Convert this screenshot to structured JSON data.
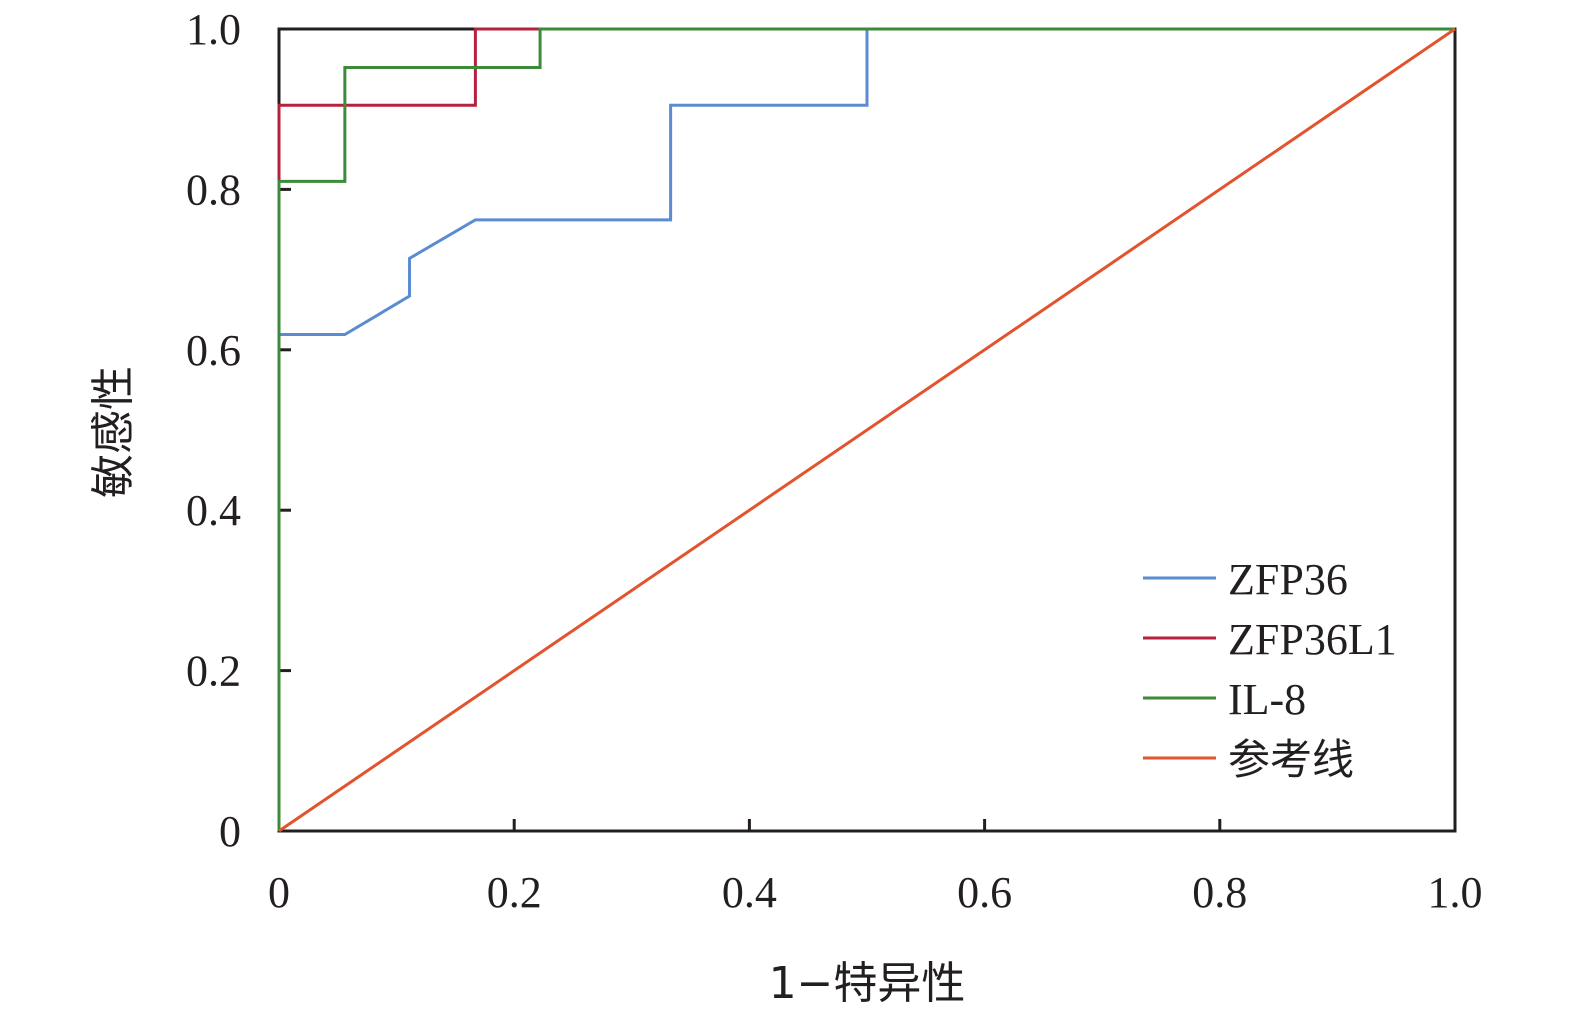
{
  "chart_data": {
    "type": "line",
    "title": "",
    "xlabel": "1−特异性",
    "ylabel": "敏感性",
    "xlim": [
      0,
      1
    ],
    "ylim": [
      0,
      1
    ],
    "x_ticks": [
      "0",
      "0.2",
      "0.4",
      "0.6",
      "0.8",
      "1.0"
    ],
    "y_ticks": [
      "0",
      "0.2",
      "0.4",
      "0.6",
      "0.8",
      "1.0"
    ],
    "grid": false,
    "legend_position": "bottom-right",
    "series": [
      {
        "name": "ZFP36",
        "color": "#5b8bd0",
        "points": [
          [
            0,
            0
          ],
          [
            0,
            0.619
          ],
          [
            0.056,
            0.619
          ],
          [
            0.111,
            0.667
          ],
          [
            0.111,
            0.714
          ],
          [
            0.167,
            0.762
          ],
          [
            0.333,
            0.762
          ],
          [
            0.333,
            0.905
          ],
          [
            0.5,
            0.905
          ],
          [
            0.5,
            1.0
          ],
          [
            1.0,
            1.0
          ]
        ]
      },
      {
        "name": "ZFP36L1",
        "color": "#b5223f",
        "points": [
          [
            0,
            0
          ],
          [
            0,
            0.81
          ],
          [
            0,
            0.905
          ],
          [
            0.056,
            0.905
          ],
          [
            0.167,
            0.905
          ],
          [
            0.167,
            1.0
          ],
          [
            1.0,
            1.0
          ]
        ]
      },
      {
        "name": "IL-8",
        "color": "#3c8a3a",
        "points": [
          [
            0,
            0
          ],
          [
            0,
            0.81
          ],
          [
            0.056,
            0.81
          ],
          [
            0.056,
            0.952
          ],
          [
            0.222,
            0.952
          ],
          [
            0.222,
            1.0
          ],
          [
            1.0,
            1.0
          ]
        ]
      },
      {
        "name": "参考线",
        "color": "#e1542d",
        "points": [
          [
            0,
            0
          ],
          [
            1,
            1
          ]
        ]
      }
    ]
  }
}
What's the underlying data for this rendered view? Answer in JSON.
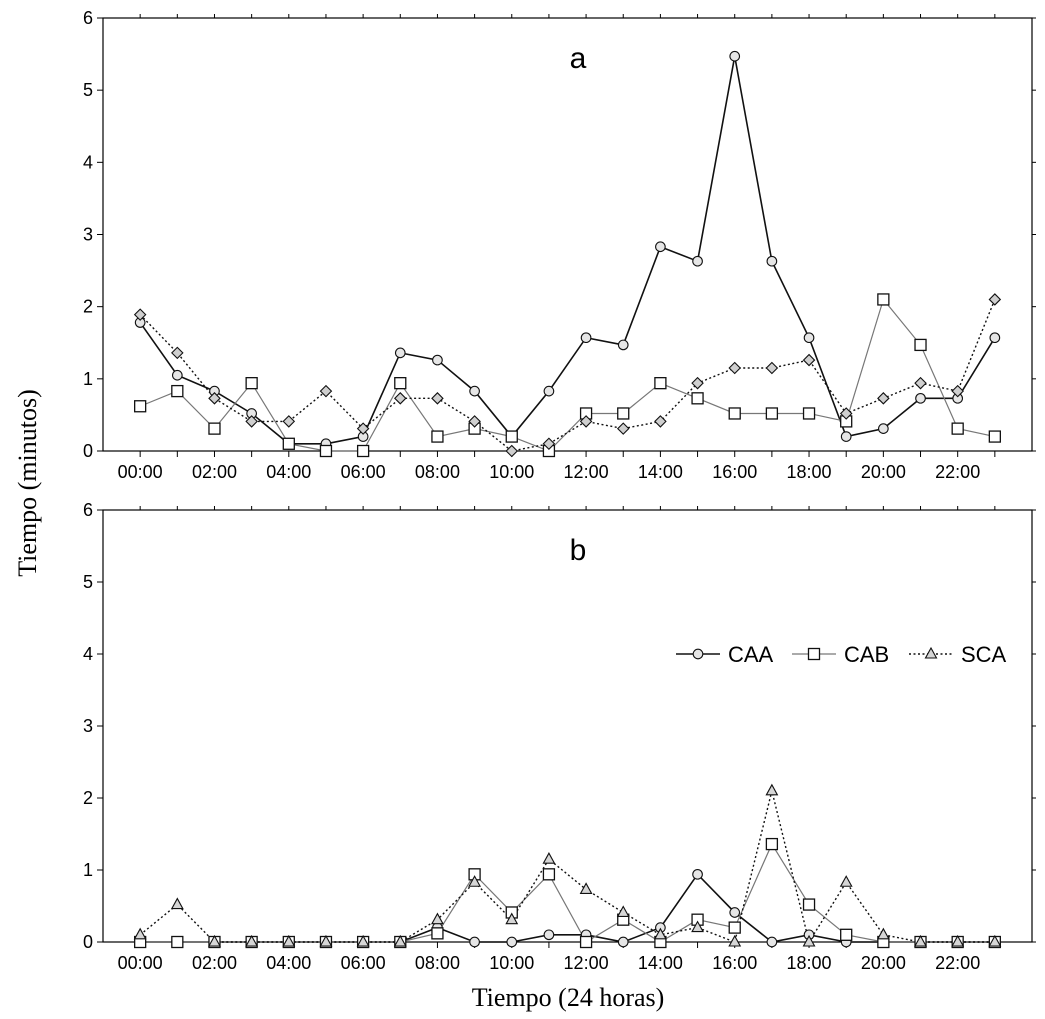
{
  "figure": {
    "ylabel": "Tiempo (minutos)",
    "xlabel": "Tiempo (24 horas)"
  },
  "chart_data": [
    {
      "type": "line",
      "panel_label": "a",
      "x_tick_labels": [
        "00:00",
        "02:00",
        "04:00",
        "06:00",
        "08:00",
        "10:00",
        "12:00",
        "14:00",
        "16:00",
        "18:00",
        "20:00",
        "22:00"
      ],
      "y_ticks": [
        0,
        1,
        2,
        3,
        4,
        5,
        6
      ],
      "ylim": [
        0,
        6
      ],
      "xlim": [
        -1,
        24
      ],
      "x": [
        0,
        1,
        2,
        3,
        4,
        5,
        6,
        7,
        8,
        9,
        10,
        11,
        12,
        13,
        14,
        15,
        16,
        17,
        18,
        19,
        20,
        21,
        22,
        23
      ],
      "series": [
        {
          "name": "CAA",
          "marker": "circle",
          "style": "solid-dark",
          "values": [
            1.78,
            1.05,
            0.83,
            0.52,
            0.1,
            0.1,
            0.2,
            1.36,
            1.26,
            0.83,
            0.2,
            0.83,
            1.57,
            1.47,
            2.83,
            2.63,
            5.47,
            2.63,
            1.57,
            0.2,
            0.31,
            0.73,
            0.73,
            1.57
          ]
        },
        {
          "name": "CAB",
          "marker": "square",
          "style": "solid-gray",
          "values": [
            0.62,
            0.83,
            0.31,
            0.94,
            0.1,
            0.0,
            0.0,
            0.94,
            0.2,
            0.31,
            0.2,
            0.0,
            0.52,
            0.52,
            0.94,
            0.73,
            0.52,
            0.52,
            0.52,
            0.41,
            2.1,
            1.47,
            0.31,
            0.2
          ]
        },
        {
          "name": "",
          "marker": "diamond",
          "style": "dotted",
          "values": [
            1.89,
            1.36,
            0.73,
            0.41,
            0.41,
            0.83,
            0.31,
            0.73,
            0.73,
            0.41,
            0.0,
            0.1,
            0.41,
            0.31,
            0.41,
            0.94,
            1.15,
            1.15,
            1.26,
            0.52,
            0.73,
            0.94,
            0.83,
            2.1
          ]
        }
      ]
    },
    {
      "type": "line",
      "panel_label": "b",
      "x_tick_labels": [
        "00:00",
        "02:00",
        "04:00",
        "06:00",
        "08:00",
        "10:00",
        "12:00",
        "14:00",
        "16:00",
        "18:00",
        "20:00",
        "22:00"
      ],
      "y_ticks": [
        0,
        1,
        2,
        3,
        4,
        5,
        6
      ],
      "ylim": [
        0,
        6
      ],
      "xlim": [
        -1,
        24
      ],
      "legend_position": "right",
      "x": [
        0,
        1,
        2,
        3,
        4,
        5,
        6,
        7,
        8,
        9,
        10,
        11,
        12,
        13,
        14,
        15,
        16,
        17,
        18,
        19,
        20,
        21,
        22,
        23
      ],
      "series": [
        {
          "name": "CAA",
          "marker": "circle",
          "style": "solid-dark",
          "values": [
            0,
            0,
            0,
            0,
            0,
            0,
            0,
            0,
            0.2,
            0,
            0,
            0.1,
            0.1,
            0,
            0.2,
            0.94,
            0.41,
            0,
            0.1,
            0,
            0,
            0,
            0,
            0
          ]
        },
        {
          "name": "CAB",
          "marker": "square",
          "style": "solid-gray",
          "values": [
            0,
            0,
            0,
            0,
            0,
            0,
            0,
            0,
            0.12,
            0.94,
            0.41,
            0.94,
            0,
            0.31,
            0,
            0.31,
            0.2,
            1.36,
            0.52,
            0.1,
            0,
            0,
            0,
            0
          ]
        },
        {
          "name": "SCA",
          "marker": "triangle",
          "style": "dotted",
          "values": [
            0.1,
            0.52,
            0,
            0,
            0,
            0,
            0,
            0,
            0.31,
            0.83,
            0.31,
            1.15,
            0.73,
            0.41,
            0.1,
            0.2,
            0,
            2.1,
            0,
            0.83,
            0.1,
            0,
            0,
            0
          ]
        }
      ]
    }
  ]
}
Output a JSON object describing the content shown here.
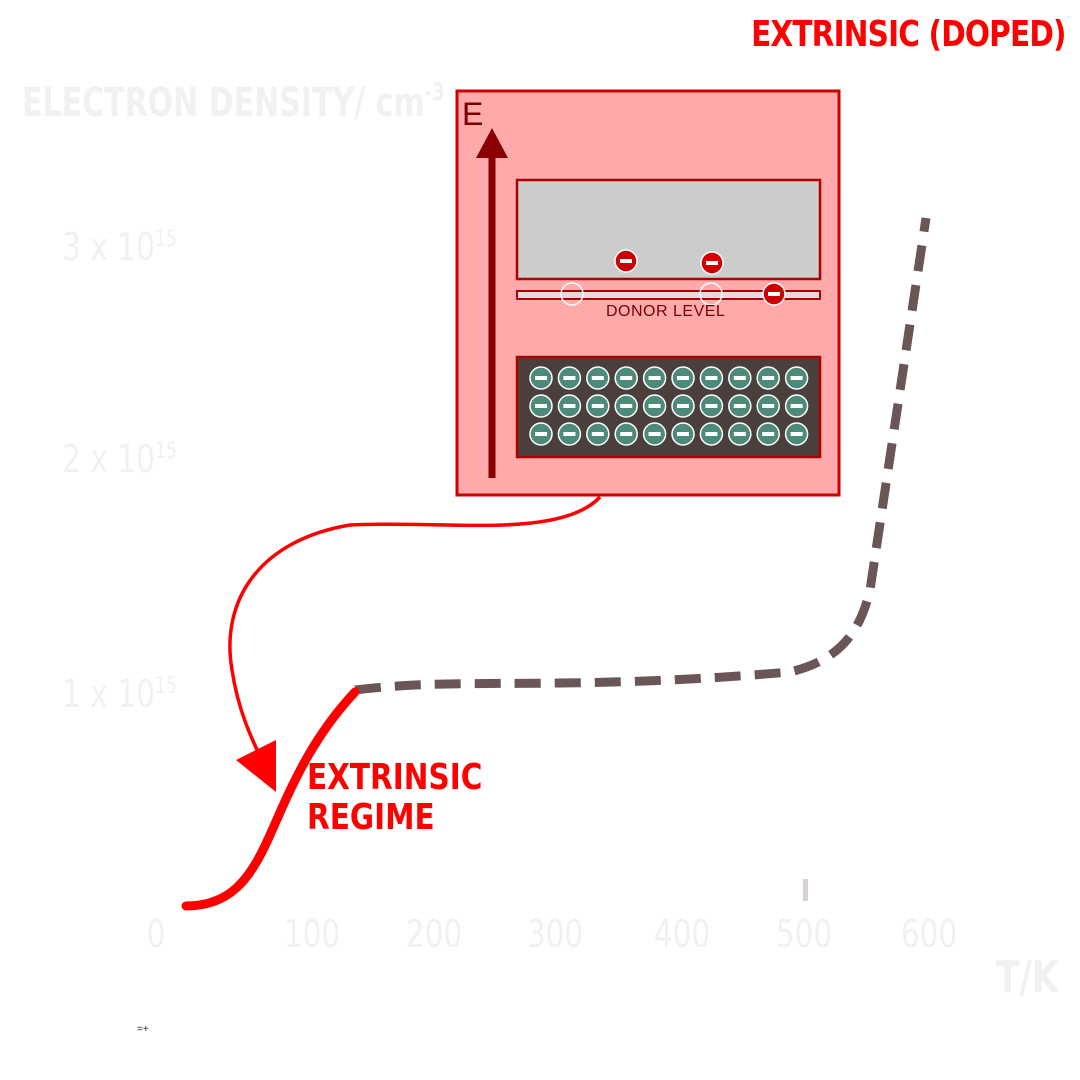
{
  "title": "EXTRINSIC (DOPED)",
  "y_axis": {
    "label": "ELECTRON DENSITY/ cm",
    "label_exponent": "-3",
    "ticks": [
      {
        "base": "3 x 10",
        "exp": "15"
      },
      {
        "base": "2 x 10",
        "exp": "15"
      },
      {
        "base": "1 x 10",
        "exp": "15"
      }
    ]
  },
  "x_axis": {
    "label": "T/K",
    "ticks": [
      "0",
      "100",
      "200",
      "300",
      "400",
      "500",
      "600"
    ]
  },
  "inset": {
    "energy_label": "E",
    "donor_label": "DONOR LEVEL",
    "colors": {
      "panel": "#ffaaaa",
      "border": "#cc0000",
      "conduction_band": "#cccccc",
      "valence_band": "#4a3f3d",
      "electron_conduction": "#cc0000",
      "electron_valence": "#4e8a7a",
      "arrow": "#8b0000"
    }
  },
  "regime_label": "EXTRINSIC REGIME",
  "curve_colors": {
    "highlight": "#ff0000",
    "rest": "#6b5657",
    "pointer": "#ff0000"
  },
  "footnote": "=+"
}
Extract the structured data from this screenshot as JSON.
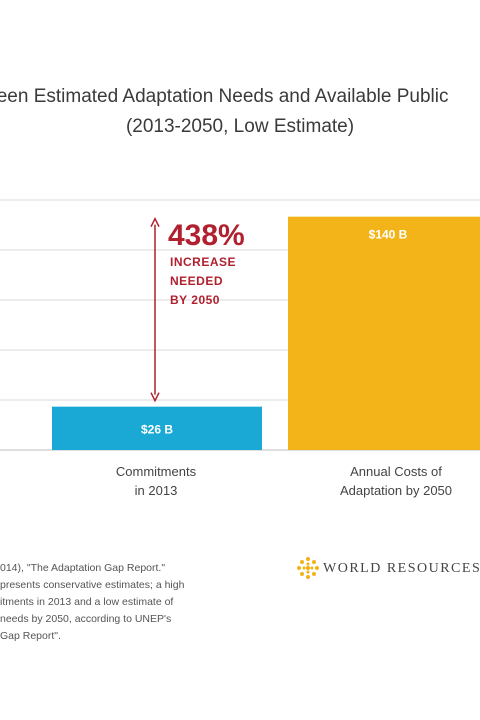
{
  "chart_data": {
    "type": "bar",
    "title_line1": "ween Estimated Adaptation Needs and Available Public",
    "title_line2": "(2013-2050, Low Estimate)",
    "categories": [
      "Commitments in 2013",
      "Annual Costs of Adaptation by 2050"
    ],
    "category_lines": [
      [
        "Commitments",
        "in 2013"
      ],
      [
        "Annual Costs of",
        "Adaptation by 2050"
      ]
    ],
    "values": [
      26,
      140
    ],
    "value_labels": [
      "$26 B",
      "$140 B"
    ],
    "bar_colors": [
      "#1aa9d4",
      "#f2b418"
    ],
    "ylim": [
      0,
      150
    ],
    "grid": true,
    "annotation": {
      "big": "438%",
      "lines": [
        "INCREASE",
        "NEEDED",
        "BY 2050"
      ],
      "color": "#b0202e"
    }
  },
  "source_lines": [
    "014), \"The Adaptation Gap Report.\"",
    "presents conservative estimates; a high",
    "itments in 2013 and a low estimate of",
    "needs by 2050, according to UNEP's",
    "Gap Report\"."
  ],
  "logo": {
    "text": "WORLD RESOURCES",
    "color": "#f2b418"
  }
}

········

Identify the lines in the entries that hold "name" and return each one.

--- Solved exercise ---
        "name": "ZFP36",
        "name": "ZFP36L1",
        "name": "IL-8",
        "name": "参考线",
          "name": "CAA",
          "name": "CAB",
          "name": "",
          "name": "CAA",
          "name": "CAB",
          "name": "SCA",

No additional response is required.